Your instructions
Extend the comment thread below about capoeira and children's activities, starting right after its final line.

Selected excerpt

    May 20th, 2009 at 9:28 pm

  7. AJ says:

    Natalie, Capoeira is the most intense at twice-a-week, but there is a break for the summer.

    Swimming and soccer are seasonal (swimming is just a 1-week course at this point, not a swim club).

    I don’t feel like we’re running between events, but it is a concern with Capoeria and music lessons because both are major commitments. We’ll see how things progress.

    May 20th, 2009 at 9:45 pm

  8. PAUL says:

    AJ, as one of your childhood white friends in a white neighborhood, I am so proud to know you – your dedication to bettering the world through your kids is amazing!

    May 21st, 2009 at 6:03 am

  9. Norberto - Start Playing Capoeira says:

    Good post!

    Capoeira is a great activity for people of all ages. I find that it not only provides a good physical outlet, but also provides a lot of mental growth (learning music, language, etc) and confidence. Learning to play in front of other people and perform successfully is an excellent skill to learn in life.

    As for the second language, that’s an awesome thing. My dad is Puerto Rican, but never bothered to teach me Spanish when I was young. It was something I really wished I had learned. However I’m learning it now and realize it’s just as easy for adults to learn as it is for children. The key is we have to put time and focus into it. Kids ‘learn’ so quickly because look at how much time they have in the day to learn it. If we invested the same, we may do even better because we know how to learn by now.

    Again great post!

Records
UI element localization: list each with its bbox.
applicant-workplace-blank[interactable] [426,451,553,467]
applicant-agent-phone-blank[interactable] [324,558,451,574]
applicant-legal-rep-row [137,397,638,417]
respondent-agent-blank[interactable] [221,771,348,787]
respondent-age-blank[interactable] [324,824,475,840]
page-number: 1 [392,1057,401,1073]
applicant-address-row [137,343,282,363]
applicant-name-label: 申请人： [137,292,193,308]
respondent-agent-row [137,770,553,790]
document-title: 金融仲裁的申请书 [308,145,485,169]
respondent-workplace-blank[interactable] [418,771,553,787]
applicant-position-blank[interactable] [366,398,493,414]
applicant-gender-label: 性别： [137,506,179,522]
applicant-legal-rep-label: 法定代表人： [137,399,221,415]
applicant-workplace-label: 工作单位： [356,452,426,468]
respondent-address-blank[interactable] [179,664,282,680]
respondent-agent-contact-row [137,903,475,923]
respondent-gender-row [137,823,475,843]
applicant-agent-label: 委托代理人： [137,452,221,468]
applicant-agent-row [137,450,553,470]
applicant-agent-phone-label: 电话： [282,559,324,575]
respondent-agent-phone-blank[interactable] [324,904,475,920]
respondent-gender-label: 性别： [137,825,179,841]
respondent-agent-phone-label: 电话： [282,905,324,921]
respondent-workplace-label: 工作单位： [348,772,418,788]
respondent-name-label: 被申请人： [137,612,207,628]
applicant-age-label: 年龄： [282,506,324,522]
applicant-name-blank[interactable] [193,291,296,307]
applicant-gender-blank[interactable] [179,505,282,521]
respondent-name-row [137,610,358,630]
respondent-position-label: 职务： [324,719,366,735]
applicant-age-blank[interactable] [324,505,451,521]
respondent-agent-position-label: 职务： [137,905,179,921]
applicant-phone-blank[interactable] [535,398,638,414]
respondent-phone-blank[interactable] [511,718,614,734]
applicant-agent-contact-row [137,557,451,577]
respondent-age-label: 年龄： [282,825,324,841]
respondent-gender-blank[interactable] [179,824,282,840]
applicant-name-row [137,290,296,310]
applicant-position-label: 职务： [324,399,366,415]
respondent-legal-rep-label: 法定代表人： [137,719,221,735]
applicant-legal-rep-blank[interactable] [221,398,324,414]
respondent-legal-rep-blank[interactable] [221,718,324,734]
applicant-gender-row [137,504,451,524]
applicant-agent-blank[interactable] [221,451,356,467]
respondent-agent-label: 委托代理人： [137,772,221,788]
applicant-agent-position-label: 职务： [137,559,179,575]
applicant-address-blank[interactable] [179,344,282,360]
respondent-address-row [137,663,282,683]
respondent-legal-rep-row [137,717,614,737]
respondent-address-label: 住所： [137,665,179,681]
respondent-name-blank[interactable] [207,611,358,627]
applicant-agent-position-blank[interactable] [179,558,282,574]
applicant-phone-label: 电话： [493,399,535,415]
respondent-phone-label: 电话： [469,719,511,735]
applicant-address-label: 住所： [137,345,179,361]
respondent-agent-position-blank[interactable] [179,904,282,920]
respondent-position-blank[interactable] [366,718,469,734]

Output of the exercise
    May 21st, 2009 at 6:55 am

  10. Tiffany says:

    Great thoughts AJ- we’re facing some of the same things. My husband grew up in the same small town in eastern WA, didn’t really play sports, do music, travel outside a little camping or visits to grandma in Idaho, etc. As a military brat, I moved all over the world- and my parents dragged us even farther. Baseball (back in the day, there weren’t any girls teams… and the day was only the 80s!), soccer, softball (high school- new place, had girls teams), tae kwon do, piano lessons, etc. And yes, they cost money. BUT- there are varying levels of activities. For example, we played local level sports or high school sports- i.e. Optimist club, etc. NOT the super-expensive travelling teams that cost a ton and take up all your time to the exclusion of other activities. We took piano from local piano teachers, swimming lessons on the base or at the local YWCA (cheaper than the YMCA), etc. And boy did we travel. We’re trying to do the same for our son, because so much of it isn’t about actually DOING, but more about exposure and experience. We have a slight advantage (or disadvantage) on the travel part, being military- want it or not we’re moving around, but we make the effort to get OUT and do something, go somewhere, everywhere we are. And even at 3, our son is happy and contented wherever he goes- thinks a day in the car or on the plane is a fine adventure (if sometimes a little long), and loves seeing new things. Recently we drove a few hours west here in Nebraska along the Platte to see the Sandhill Crane Migration- one of the great wildlife migrations in the world. And it’s amazing how many people who’ve lived here their whole lives don’t even know it’s there. The way we see it, it’s all about broadening his horizons-

    May 21st, 2009 at 9:14 am

  11. Ana Lilian says:

    Hi AJ!

    Thanks so much for writing such a great post. It’s refreshing to read the Dad’s perspective on the important decisions we make for our children’s upbringing. In this case, language is a HUGE gift you will give her in the most important stage in her life for language acquisition.

    I can’t thank you enough for listing our blog SpanglishBaby as a resource. We’re so passionate about the topic and wish to inspire as many parents as possible to find bilingual alternatives for their children.

    We know it´s a challenge, but a well-worth one.

    I´m happy to have found your blog!